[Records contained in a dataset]
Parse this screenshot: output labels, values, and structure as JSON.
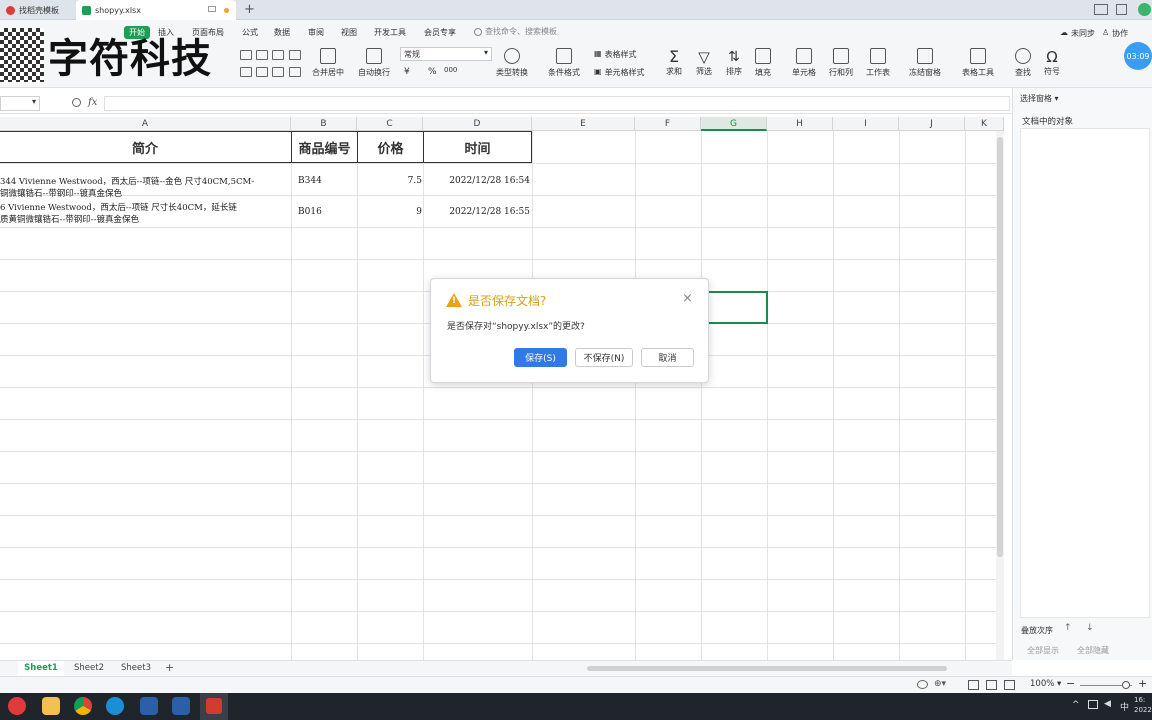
{
  "tabs": {
    "template_tab": "找稻壳模板",
    "file_tab": "shopyy.xlsx",
    "new_tab_icon": "plus-icon"
  },
  "menus": [
    "开始",
    "插入",
    "页面布局",
    "公式",
    "数据",
    "审阅",
    "视图",
    "开发工具",
    "会员专享"
  ],
  "search": {
    "placeholder": "查找命令、搜索模板"
  },
  "top_right": {
    "sync": "未同步",
    "collab": "协作",
    "timer": "03:09"
  },
  "watermark": "字符科技",
  "ribbon": {
    "merge": "合并居中",
    "wrap": "自动换行",
    "number_format": "常规",
    "currency": "¥",
    "percent": "%",
    "thousands": "000",
    "type_convert": "类型转换",
    "table_style": "表格样式",
    "cond_format": "条件格式",
    "cell_style": "单元格样式",
    "sum": "求和",
    "filter": "筛选",
    "sort": "排序",
    "fill": "填充",
    "cell": "单元格",
    "rowcol": "行和列",
    "sheet": "工作表",
    "freeze": "冻结窗格",
    "table_tools": "表格工具",
    "find": "查找",
    "symbol": "符号"
  },
  "formula_bar": {
    "fx": "fx",
    "value": ""
  },
  "columns": [
    "A",
    "B",
    "C",
    "D",
    "E",
    "F",
    "G",
    "H",
    "I",
    "J",
    "K"
  ],
  "selected_column": "G",
  "table": {
    "headers": [
      "简介",
      "商品编号",
      "价格",
      "时间"
    ],
    "rows": [
      {
        "intro_line1": "344 Vivienne Westwood，西太后--项链--金色  尺寸40CM,5CM-",
        "intro_line2": "铜微镶锆石--带钢印--镀真金保色",
        "code": "B344",
        "price": "7.5",
        "time": "2022/12/28 16:54"
      },
      {
        "intro_line1": "6  Vivienne Westwood，西太后--项链  尺寸长40CM，延长链",
        "intro_line2": "质黄铜微镶锆石--带钢印--镀真金保色",
        "code": "B016",
        "price": "9",
        "time": "2022/12/28 16:55"
      }
    ]
  },
  "right_pane": {
    "title": "选择窗格",
    "objects_label": "文档中的对象",
    "order_label": "叠放次序",
    "show_all": "全部显示",
    "hide_all": "全部隐藏"
  },
  "sheets": [
    "Sheet1",
    "Sheet2",
    "Sheet3"
  ],
  "active_sheet": "Sheet1",
  "status": {
    "zoom": "100%",
    "clock_time": "16:",
    "clock_date": "2022"
  },
  "dialog": {
    "title": "是否保存文档?",
    "message": "是否保存对“shopyy.xlsx”的更改?",
    "save": "保存(S)",
    "dont_save": "不保存(N)",
    "cancel": "取消"
  },
  "colors": {
    "accent_green": "#1f9d55",
    "dialog_primary": "#2f7ae5",
    "warning": "#e8a317"
  }
}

Aim: In the listing, find each line with the string "shopyy" and copy it.

Reply:
    "file_tab": "shopyy.xlsx",
    "message": "是否保存对“shopyy.xlsx”的更改?",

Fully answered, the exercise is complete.